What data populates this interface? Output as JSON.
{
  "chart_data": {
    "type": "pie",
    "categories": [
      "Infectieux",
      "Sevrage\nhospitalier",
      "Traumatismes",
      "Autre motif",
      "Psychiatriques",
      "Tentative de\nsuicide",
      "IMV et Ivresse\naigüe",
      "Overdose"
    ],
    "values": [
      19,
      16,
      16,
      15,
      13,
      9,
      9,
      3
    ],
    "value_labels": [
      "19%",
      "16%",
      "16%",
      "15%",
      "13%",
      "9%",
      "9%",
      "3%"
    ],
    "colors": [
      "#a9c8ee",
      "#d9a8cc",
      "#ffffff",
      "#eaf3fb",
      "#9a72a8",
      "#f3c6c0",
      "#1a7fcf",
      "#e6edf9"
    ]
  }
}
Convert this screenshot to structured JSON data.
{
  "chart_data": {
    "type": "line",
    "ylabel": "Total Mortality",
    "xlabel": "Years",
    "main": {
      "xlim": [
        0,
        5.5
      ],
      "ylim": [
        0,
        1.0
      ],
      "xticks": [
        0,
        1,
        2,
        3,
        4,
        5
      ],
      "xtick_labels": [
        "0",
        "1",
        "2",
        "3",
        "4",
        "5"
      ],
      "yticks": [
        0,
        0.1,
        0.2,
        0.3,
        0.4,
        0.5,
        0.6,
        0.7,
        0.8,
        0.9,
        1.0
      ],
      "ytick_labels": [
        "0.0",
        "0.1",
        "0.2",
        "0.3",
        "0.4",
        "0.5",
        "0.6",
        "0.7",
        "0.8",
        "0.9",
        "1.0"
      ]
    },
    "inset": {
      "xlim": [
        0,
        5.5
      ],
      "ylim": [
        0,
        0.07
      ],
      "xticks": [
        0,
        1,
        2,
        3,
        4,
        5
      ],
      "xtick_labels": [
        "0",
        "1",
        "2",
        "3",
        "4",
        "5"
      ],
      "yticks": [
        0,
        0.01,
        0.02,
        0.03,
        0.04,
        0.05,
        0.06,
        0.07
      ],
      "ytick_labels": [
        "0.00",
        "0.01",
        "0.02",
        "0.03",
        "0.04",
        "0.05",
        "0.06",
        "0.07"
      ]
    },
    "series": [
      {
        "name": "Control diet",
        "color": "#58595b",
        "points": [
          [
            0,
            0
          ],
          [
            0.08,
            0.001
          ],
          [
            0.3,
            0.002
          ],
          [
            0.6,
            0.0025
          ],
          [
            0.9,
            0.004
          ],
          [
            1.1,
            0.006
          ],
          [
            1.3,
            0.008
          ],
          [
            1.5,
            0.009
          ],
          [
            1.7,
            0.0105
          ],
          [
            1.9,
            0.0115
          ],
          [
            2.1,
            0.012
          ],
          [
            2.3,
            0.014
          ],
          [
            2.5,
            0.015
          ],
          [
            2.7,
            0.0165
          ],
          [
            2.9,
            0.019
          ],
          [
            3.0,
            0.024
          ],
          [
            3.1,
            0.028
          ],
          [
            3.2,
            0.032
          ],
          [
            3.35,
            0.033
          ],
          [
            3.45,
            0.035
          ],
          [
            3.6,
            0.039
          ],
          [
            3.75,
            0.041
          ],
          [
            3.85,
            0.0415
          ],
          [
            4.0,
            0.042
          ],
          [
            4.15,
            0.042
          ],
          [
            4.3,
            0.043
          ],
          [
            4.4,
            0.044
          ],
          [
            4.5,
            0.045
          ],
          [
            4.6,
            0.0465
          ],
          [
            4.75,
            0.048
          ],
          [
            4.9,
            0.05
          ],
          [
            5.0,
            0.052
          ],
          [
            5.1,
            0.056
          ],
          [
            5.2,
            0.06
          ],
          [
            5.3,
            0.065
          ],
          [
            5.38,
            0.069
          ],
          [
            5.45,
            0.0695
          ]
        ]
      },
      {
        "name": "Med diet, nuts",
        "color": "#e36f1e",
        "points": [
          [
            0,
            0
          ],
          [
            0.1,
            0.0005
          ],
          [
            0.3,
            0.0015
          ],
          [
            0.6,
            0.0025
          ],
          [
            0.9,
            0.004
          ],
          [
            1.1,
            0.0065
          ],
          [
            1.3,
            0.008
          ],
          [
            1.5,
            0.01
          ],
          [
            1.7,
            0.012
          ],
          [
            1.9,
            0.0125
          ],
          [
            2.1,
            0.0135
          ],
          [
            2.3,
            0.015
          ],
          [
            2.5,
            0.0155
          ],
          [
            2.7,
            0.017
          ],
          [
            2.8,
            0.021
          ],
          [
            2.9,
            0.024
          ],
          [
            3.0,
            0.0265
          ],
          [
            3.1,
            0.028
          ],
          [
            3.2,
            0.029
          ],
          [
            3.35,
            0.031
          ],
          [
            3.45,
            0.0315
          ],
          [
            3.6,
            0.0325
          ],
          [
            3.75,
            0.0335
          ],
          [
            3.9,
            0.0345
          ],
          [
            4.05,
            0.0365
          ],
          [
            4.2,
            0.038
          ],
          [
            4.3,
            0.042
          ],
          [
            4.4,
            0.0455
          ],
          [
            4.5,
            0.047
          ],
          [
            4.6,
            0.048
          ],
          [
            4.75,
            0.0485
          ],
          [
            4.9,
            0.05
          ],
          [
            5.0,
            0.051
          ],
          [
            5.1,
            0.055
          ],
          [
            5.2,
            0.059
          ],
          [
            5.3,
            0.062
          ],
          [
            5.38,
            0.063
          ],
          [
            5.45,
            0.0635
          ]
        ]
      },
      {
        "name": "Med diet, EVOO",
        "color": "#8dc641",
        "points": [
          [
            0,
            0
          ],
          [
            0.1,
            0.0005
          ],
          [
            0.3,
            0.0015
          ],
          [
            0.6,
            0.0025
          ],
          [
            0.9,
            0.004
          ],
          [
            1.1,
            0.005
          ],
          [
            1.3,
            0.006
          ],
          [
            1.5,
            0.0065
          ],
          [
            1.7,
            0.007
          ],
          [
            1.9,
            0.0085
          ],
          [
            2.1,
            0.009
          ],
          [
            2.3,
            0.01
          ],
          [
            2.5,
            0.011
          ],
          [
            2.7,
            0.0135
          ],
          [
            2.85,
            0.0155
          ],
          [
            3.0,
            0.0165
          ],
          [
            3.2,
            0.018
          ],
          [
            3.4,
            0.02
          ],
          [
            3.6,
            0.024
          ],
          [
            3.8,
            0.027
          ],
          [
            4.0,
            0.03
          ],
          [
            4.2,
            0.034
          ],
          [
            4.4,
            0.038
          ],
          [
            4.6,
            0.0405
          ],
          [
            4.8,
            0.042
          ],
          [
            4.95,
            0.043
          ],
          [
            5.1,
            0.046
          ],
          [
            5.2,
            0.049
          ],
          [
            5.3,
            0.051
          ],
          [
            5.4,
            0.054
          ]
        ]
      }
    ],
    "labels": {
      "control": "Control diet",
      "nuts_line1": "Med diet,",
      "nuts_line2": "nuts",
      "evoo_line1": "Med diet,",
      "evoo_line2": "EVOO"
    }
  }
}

**WORK TO DO**: Only a number is wanted: how many lines contain "diet"?

**WORKED ANSWER**: 6